* **WRITTEN REQUEST**
Within the material below, find each line bearing the word "panel" and present it.

Dataset records on visual material:
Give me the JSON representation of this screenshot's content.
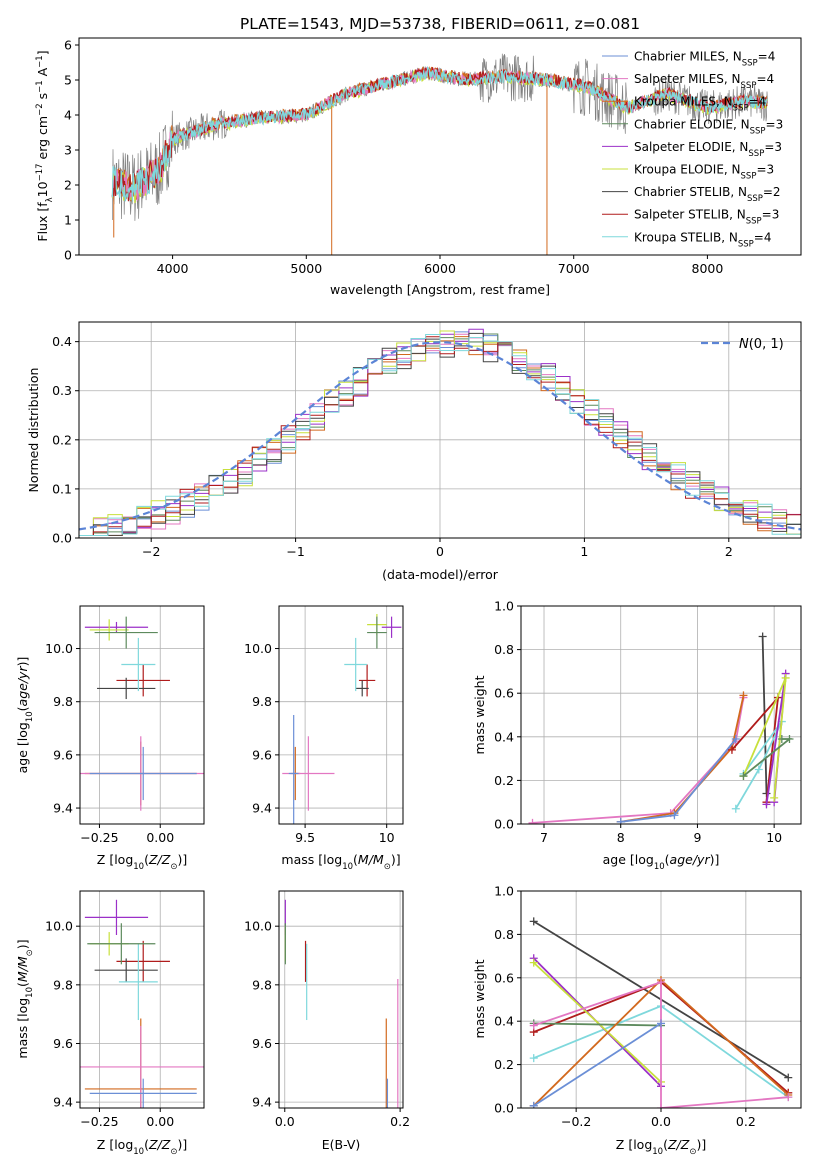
{
  "figure_title": "PLATE=1543, MJD=53738, FIBERID=0611, z=0.081",
  "colors": {
    "miles_chabrier": "#6b8fd6",
    "miles_salpeter": "#e377c2",
    "miles_kroupa": "#d2691e",
    "elodie_chabrier": "#5d8a5d",
    "elodie_salpeter": "#9b30c8",
    "elodie_kroupa": "#c8e03c",
    "stelib_chabrier": "#444444",
    "stelib_salpeter": "#b01c1c",
    "stelib_kroupa": "#7fd8dc",
    "data": "#808080",
    "gaussian": "#5b84d6"
  },
  "legend_spectrum": [
    "Chabrier MILES, N_SSP=4",
    "Salpeter MILES, N_SSP=4",
    "Kroupa MILES, N_SSP=4",
    "Chabrier ELODIE, N_SSP=3",
    "Salpeter ELODIE, N_SSP=3",
    "Kroupa ELODIE, N_SSP=3",
    "Chabrier STELIB, N_SSP=2",
    "Salpeter STELIB, N_SSP=3",
    "Kroupa STELIB, N_SSP=4"
  ],
  "legend_hist": "N(0, 1)",
  "chart_data": [
    {
      "type": "line",
      "panel": "spectrum",
      "xlabel": "wavelength [Angstrom, rest frame]",
      "ylabel": "Flux [f_λ10^-17 erg cm^-2 s^-1 A^-1]",
      "xlim": [
        3300,
        8700
      ],
      "ylim": [
        0,
        6.2
      ],
      "xticks": [
        4000,
        5000,
        6000,
        7000,
        8000
      ],
      "yticks": [
        0,
        1,
        2,
        3,
        4,
        5,
        6
      ],
      "x_range_data": [
        3550,
        8450
      ],
      "continuum_knots": [
        [
          3550,
          2.1
        ],
        [
          3700,
          1.9
        ],
        [
          3900,
          2.4
        ],
        [
          4000,
          3.3
        ],
        [
          4300,
          3.7
        ],
        [
          4600,
          3.9
        ],
        [
          5000,
          4.0
        ],
        [
          5300,
          4.6
        ],
        [
          5600,
          4.9
        ],
        [
          5900,
          5.2
        ],
        [
          6200,
          5.0
        ],
        [
          6500,
          5.1
        ],
        [
          6800,
          5.0
        ],
        [
          7100,
          4.8
        ],
        [
          7400,
          4.2
        ],
        [
          7700,
          4.6
        ],
        [
          8000,
          4.2
        ],
        [
          8300,
          4.4
        ],
        [
          8450,
          4.3
        ]
      ],
      "grid": false
    },
    {
      "type": "bar",
      "panel": "residual_histogram",
      "xlabel": "(data-model)/error",
      "ylabel": "Normed distribution",
      "xlim": [
        -2.5,
        2.5
      ],
      "ylim": [
        0,
        0.44
      ],
      "xticks": [
        -2,
        -1,
        0,
        1,
        2
      ],
      "yticks": [
        0.0,
        0.1,
        0.2,
        0.3,
        0.4
      ],
      "bin_width": 0.1,
      "grid": true
    },
    {
      "type": "scatter",
      "panel": "age_vs_Z",
      "xlabel": "Z [log10(Z/Z⊙)]",
      "ylabel": "age [log10(age/yr)]",
      "xlim": [
        -0.33,
        0.18
      ],
      "ylim": [
        9.34,
        10.16
      ],
      "xticks": [
        -0.25,
        0.0
      ],
      "xticklabels": [
        "−0.25",
        "0.00"
      ],
      "yticks": [
        9.4,
        9.6,
        9.8,
        10.0
      ],
      "crosses": [
        {
          "model": "stelib_salpeter",
          "x": -0.07,
          "y": 9.88,
          "xerr": 0.11,
          "yerr": 0.06
        },
        {
          "model": "stelib_chabrier",
          "x": -0.14,
          "y": 9.85,
          "xerr": 0.12,
          "yerr": 0.04
        },
        {
          "model": "stelib_kroupa",
          "x": -0.09,
          "y": 9.94,
          "xerr": 0.07,
          "yerr": 0.1
        },
        {
          "model": "miles_kroupa",
          "x": -0.08,
          "y": 9.53,
          "xerr": 0.23,
          "yerr": 0.12
        },
        {
          "model": "miles_salpeter",
          "x": -0.08,
          "y": 9.53,
          "xerr": 0.27,
          "yerr": 0.14
        },
        {
          "model": "elodie_salpeter",
          "x": -0.18,
          "y": 10.08,
          "xerr": 0.13,
          "yerr": 0.02
        },
        {
          "model": "elodie_kroupa",
          "x": -0.21,
          "y": 10.07,
          "xerr": 0.08,
          "yerr": 0.04
        },
        {
          "model": "elodie_chabrier",
          "x": -0.14,
          "y": 10.06,
          "xerr": 0.13,
          "yerr": 0.06
        },
        {
          "model": "miles_chabrier",
          "x": -0.07,
          "y": 9.53,
          "xerr": 0.22,
          "yerr": 0.1
        }
      ],
      "grid": true
    },
    {
      "type": "scatter",
      "panel": "age_vs_mass",
      "xlabel": "mass [log10(M/M⊙)]",
      "ylabel": "",
      "xlim": [
        9.34,
        10.1
      ],
      "ylim": [
        9.34,
        10.16
      ],
      "xticks": [
        9.5,
        10.0
      ],
      "yticks": [
        9.4,
        9.6,
        9.8,
        10.0
      ],
      "crosses": [
        {
          "model": "stelib_salpeter",
          "x": 9.88,
          "y": 9.88,
          "xerr": 0.05,
          "yerr": 0.06
        },
        {
          "model": "stelib_chabrier",
          "x": 9.85,
          "y": 9.85,
          "xerr": 0.04,
          "yerr": 0.03
        },
        {
          "model": "stelib_kroupa",
          "x": 9.81,
          "y": 9.94,
          "xerr": 0.07,
          "yerr": 0.1
        },
        {
          "model": "miles_kroupa",
          "x": 9.44,
          "y": 9.53,
          "xerr": 0.03,
          "yerr": 0.1
        },
        {
          "model": "miles_salpeter",
          "x": 9.52,
          "y": 9.53,
          "xerr": 0.16,
          "yerr": 0.14
        },
        {
          "model": "elodie_salpeter",
          "x": 10.03,
          "y": 10.08,
          "xerr": 0.06,
          "yerr": 0.04
        },
        {
          "model": "elodie_kroupa",
          "x": 9.94,
          "y": 10.09,
          "xerr": 0.06,
          "yerr": 0.04
        },
        {
          "model": "elodie_chabrier",
          "x": 9.94,
          "y": 10.06,
          "xerr": 0.06,
          "yerr": 0.06
        },
        {
          "model": "miles_chabrier",
          "x": 9.43,
          "y": 9.53,
          "xerr": 0.03,
          "yerr": 0.22
        }
      ],
      "grid": true
    },
    {
      "type": "line",
      "panel": "mass_weight_vs_age",
      "xlabel": "age [log10(age/yr)]",
      "ylabel": "mass weight",
      "xlim": [
        6.7,
        10.35
      ],
      "ylim": [
        0,
        1.0
      ],
      "xticks": [
        7,
        8,
        9,
        10
      ],
      "yticks": [
        0.0,
        0.2,
        0.4,
        0.6,
        0.8,
        1.0
      ],
      "series": [
        {
          "model": "miles_salpeter",
          "x": [
            6.85,
            8.65,
            9.5,
            9.6
          ],
          "y": [
            0.005,
            0.05,
            0.38,
            0.58
          ]
        },
        {
          "model": "miles_kroupa",
          "x": [
            8.0,
            8.7,
            9.45,
            9.6
          ],
          "y": [
            0.01,
            0.05,
            0.35,
            0.59
          ]
        },
        {
          "model": "miles_chabrier",
          "x": [
            8.0,
            8.7,
            9.5
          ],
          "y": [
            0.01,
            0.04,
            0.39
          ]
        },
        {
          "model": "stelib_chabrier",
          "x": [
            9.85,
            9.9
          ],
          "y": [
            0.86,
            0.14
          ]
        },
        {
          "model": "stelib_salpeter",
          "x": [
            9.9,
            10.05,
            9.45
          ],
          "y": [
            0.1,
            0.58,
            0.34
          ]
        },
        {
          "model": "stelib_kroupa",
          "x": [
            9.5,
            9.8,
            10.1,
            9.6
          ],
          "y": [
            0.07,
            0.25,
            0.47,
            0.23
          ]
        },
        {
          "model": "elodie_salpeter",
          "x": [
            9.9,
            10.15,
            10.0
          ],
          "y": [
            0.09,
            0.69,
            0.1
          ]
        },
        {
          "model": "elodie_kroupa",
          "x": [
            10.0,
            10.15,
            9.6
          ],
          "y": [
            0.12,
            0.67,
            0.22
          ]
        },
        {
          "model": "elodie_chabrier",
          "x": [
            9.6,
            10.2,
            10.1
          ],
          "y": [
            0.22,
            0.39,
            0.39
          ]
        }
      ],
      "grid": true
    },
    {
      "type": "scatter",
      "panel": "mass_vs_Z",
      "xlabel": "Z [log10(Z/Z⊙)]",
      "ylabel": "mass [log10(M/M⊙)]",
      "xlim": [
        -0.33,
        0.18
      ],
      "ylim": [
        9.38,
        10.12
      ],
      "xticks": [
        -0.25,
        0.0
      ],
      "xticklabels": [
        "−0.25",
        "0.00"
      ],
      "yticks": [
        9.4,
        9.6,
        9.8,
        10.0
      ],
      "crosses": [
        {
          "model": "stelib_salpeter",
          "x": -0.07,
          "y": 9.88,
          "xerr": 0.11,
          "yerr": 0.07
        },
        {
          "model": "stelib_chabrier",
          "x": -0.14,
          "y": 9.85,
          "xerr": 0.13,
          "yerr": 0.04
        },
        {
          "model": "stelib_kroupa",
          "x": -0.09,
          "y": 9.81,
          "xerr": 0.08,
          "yerr": 0.13
        },
        {
          "model": "miles_kroupa",
          "x": -0.08,
          "y": 9.445,
          "xerr": 0.23,
          "yerr": 0.24
        },
        {
          "model": "miles_salpeter",
          "x": -0.08,
          "y": 9.52,
          "xerr": 0.27,
          "yerr": 0.14
        },
        {
          "model": "elodie_salpeter",
          "x": -0.18,
          "y": 10.03,
          "xerr": 0.13,
          "yerr": 0.06
        },
        {
          "model": "elodie_kroupa",
          "x": -0.21,
          "y": 9.94,
          "xerr": 0.08,
          "yerr": 0.04
        },
        {
          "model": "elodie_chabrier",
          "x": -0.16,
          "y": 9.94,
          "xerr": 0.14,
          "yerr": 0.07
        },
        {
          "model": "miles_chabrier",
          "x": -0.07,
          "y": 9.43,
          "xerr": 0.22,
          "yerr": 0.05
        }
      ],
      "grid": true
    },
    {
      "type": "scatter",
      "panel": "mass_vs_EBV",
      "xlabel": "E(B-V)",
      "ylabel": "",
      "xlim": [
        -0.01,
        0.205
      ],
      "ylim": [
        9.38,
        10.12
      ],
      "xticks": [
        0.0,
        0.2
      ],
      "yticks": [
        9.4,
        9.6,
        9.8,
        10.0
      ],
      "crosses": [
        {
          "model": "elodie_salpeter",
          "x": 0.001,
          "y": 10.03,
          "xerr": 0.0,
          "yerr": 0.06
        },
        {
          "model": "elodie_kroupa",
          "x": 0.001,
          "y": 9.94,
          "xerr": 0.0,
          "yerr": 0.06
        },
        {
          "model": "elodie_chabrier",
          "x": 0.001,
          "y": 9.94,
          "xerr": 0.0,
          "yerr": 0.07
        },
        {
          "model": "stelib_salpeter",
          "x": 0.036,
          "y": 9.88,
          "xerr": 0.0,
          "yerr": 0.07
        },
        {
          "model": "stelib_kroupa",
          "x": 0.038,
          "y": 9.81,
          "xerr": 0.0,
          "yerr": 0.13
        },
        {
          "model": "miles_kroupa",
          "x": 0.176,
          "y": 9.445,
          "xerr": 0.0,
          "yerr": 0.24
        },
        {
          "model": "miles_chabrier",
          "x": 0.178,
          "y": 9.43,
          "xerr": 0.0,
          "yerr": 0.05
        },
        {
          "model": "miles_salpeter",
          "x": 0.196,
          "y": 9.52,
          "xerr": 0.0,
          "yerr": 0.3
        }
      ],
      "grid": true
    },
    {
      "type": "line",
      "panel": "mass_weight_vs_Z",
      "xlabel": "Z [log10(Z/Z⊙)]",
      "ylabel": "mass weight",
      "xlim": [
        -0.33,
        0.33
      ],
      "ylim": [
        0,
        1.0
      ],
      "xticks": [
        -0.2,
        0.0,
        0.2
      ],
      "xticklabels": [
        "−0.2",
        "0.0",
        "0.2"
      ],
      "yticks": [
        0.0,
        0.2,
        0.4,
        0.6,
        0.8,
        1.0
      ],
      "series": [
        {
          "model": "stelib_chabrier",
          "x": [
            -0.3,
            0.3
          ],
          "y": [
            0.86,
            0.14
          ]
        },
        {
          "model": "stelib_salpeter",
          "x": [
            -0.3,
            0.0,
            0.3
          ],
          "y": [
            0.35,
            0.58,
            0.07
          ]
        },
        {
          "model": "stelib_kroupa",
          "x": [
            -0.3,
            0.0,
            0.3
          ],
          "y": [
            0.23,
            0.47,
            0.05
          ]
        },
        {
          "model": "elodie_salpeter",
          "x": [
            -0.3,
            0.0
          ],
          "y": [
            0.69,
            0.1
          ]
        },
        {
          "model": "elodie_kroupa",
          "x": [
            -0.3,
            0.0
          ],
          "y": [
            0.67,
            0.12
          ]
        },
        {
          "model": "elodie_chabrier",
          "x": [
            -0.3,
            0.0
          ],
          "y": [
            0.39,
            0.38
          ]
        },
        {
          "model": "miles_kroupa",
          "x": [
            -0.3,
            0.0,
            0.3
          ],
          "y": [
            0.01,
            0.59,
            0.06
          ]
        },
        {
          "model": "miles_salpeter",
          "x": [
            -0.3,
            0.0,
            0.0,
            0.3
          ],
          "y": [
            0.38,
            0.58,
            0.0,
            0.05
          ]
        },
        {
          "model": "miles_chabrier",
          "x": [
            -0.3,
            0.0
          ],
          "y": [
            0.01,
            0.39
          ]
        }
      ],
      "grid": true
    }
  ]
}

* **ANSWER TO THIS TASK**
      "panel": "spectrum",
      "panel": "residual_histogram",
      "panel": "age_vs_Z",
      "panel": "age_vs_mass",
      "panel": "mass_weight_vs_age",
      "panel": "mass_vs_Z",
      "panel": "mass_vs_EBV",
      "panel": "mass_weight_vs_Z",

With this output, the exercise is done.